**What you should do**
Extract every line that contains the word "Median".

═══

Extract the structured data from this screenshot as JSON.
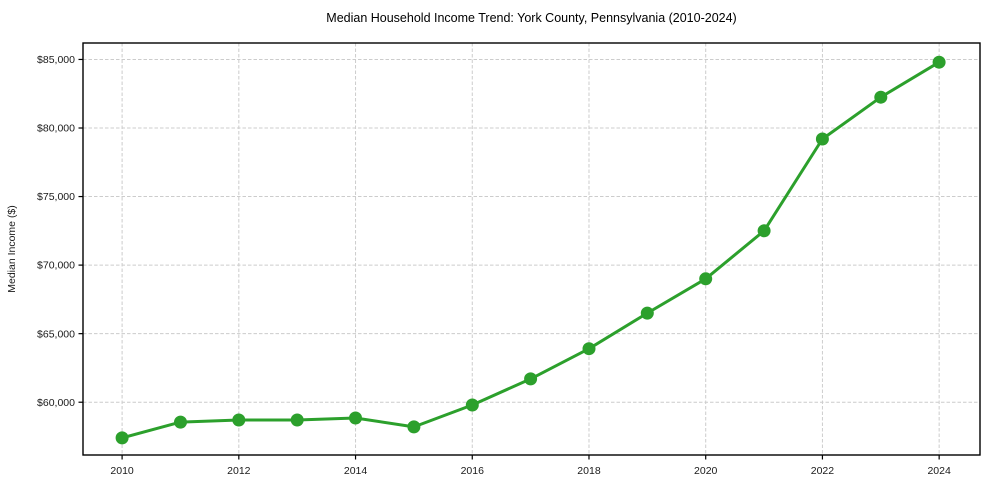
{
  "chart_data": {
    "type": "line",
    "title": "Median Household Income Trend: York County, Pennsylvania (2010-2024)",
    "xlabel": "",
    "ylabel": "Median Income ($)",
    "x": [
      2010,
      2011,
      2012,
      2013,
      2014,
      2015,
      2016,
      2017,
      2018,
      2019,
      2020,
      2021,
      2022,
      2023,
      2024
    ],
    "series": [
      {
        "name": "Median Household Income",
        "color": "#2ca02c",
        "marker": "circle",
        "values": [
          57400,
          58550,
          58700,
          58700,
          58850,
          58200,
          59800,
          61700,
          63900,
          66500,
          69000,
          72500,
          79200,
          82250,
          84800
        ]
      }
    ],
    "xticks": {
      "values": [
        2010,
        2012,
        2014,
        2016,
        2018,
        2020,
        2022,
        2024
      ],
      "labels": [
        "2010",
        "2012",
        "2014",
        "2016",
        "2018",
        "2020",
        "2022",
        "2024"
      ]
    },
    "yticks": {
      "values": [
        60000,
        65000,
        70000,
        75000,
        80000,
        85000
      ],
      "labels": [
        "$60,000",
        "$65,000",
        "$70,000",
        "$75,000",
        "$80,000",
        "$85,000"
      ]
    },
    "xlim": [
      2009.33,
      2024.7
    ],
    "ylim": [
      56150,
      86200
    ],
    "grid": {
      "show": true,
      "color": "#cccccc",
      "style": "dashed"
    },
    "legend": {
      "show": false
    },
    "colors": {
      "line": "#2ca02c",
      "spine": "#000000",
      "grid": "#cccccc",
      "background": "#ffffff"
    }
  }
}
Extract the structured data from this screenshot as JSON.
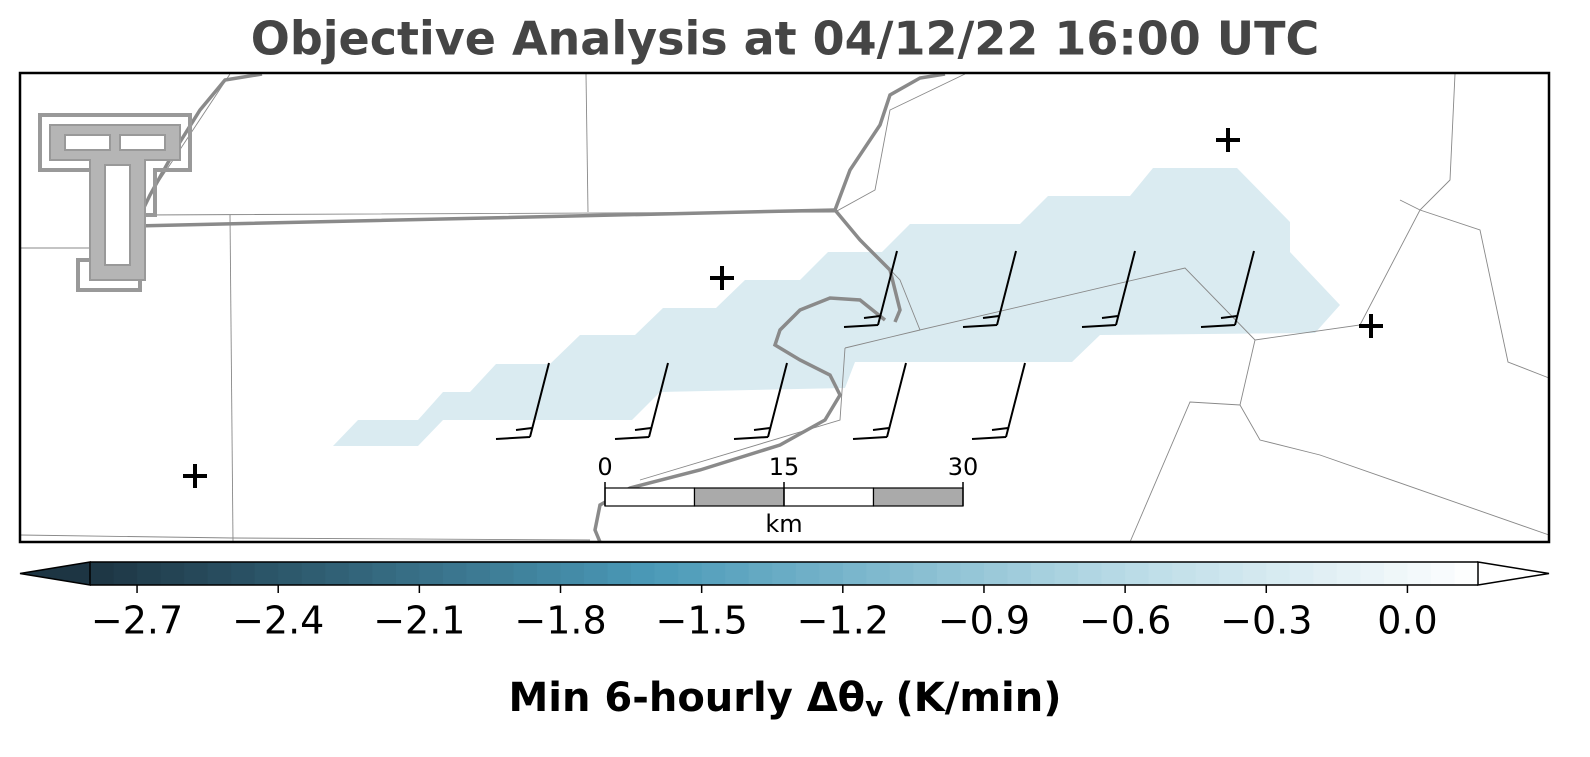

═══

**Exercise response**
    "title": "Median Household Income Trend: York County, Pennsylvania (2010-2024)",
    "ylabel": "Median Income ($)",
        "name": "Median Household Income",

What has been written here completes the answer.